INSTRUCTIONS TO FOLLOW: Pull out every line of the data below that contains the string "image", and copy those lines over without changing them.

SUPPLIED RECORDS:

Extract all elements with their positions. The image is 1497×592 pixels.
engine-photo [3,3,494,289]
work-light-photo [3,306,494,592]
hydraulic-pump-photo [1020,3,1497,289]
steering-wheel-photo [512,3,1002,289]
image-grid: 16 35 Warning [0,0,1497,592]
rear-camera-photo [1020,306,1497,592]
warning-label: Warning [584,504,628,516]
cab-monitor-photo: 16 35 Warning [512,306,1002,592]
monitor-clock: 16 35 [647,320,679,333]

==

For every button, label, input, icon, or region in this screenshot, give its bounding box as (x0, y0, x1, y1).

RESPONSE TO THE TASK:
Extract all elements with their positions. The image is 1497×592 pixels.
image-grid: 16 35 Warning [0,0,1497,592]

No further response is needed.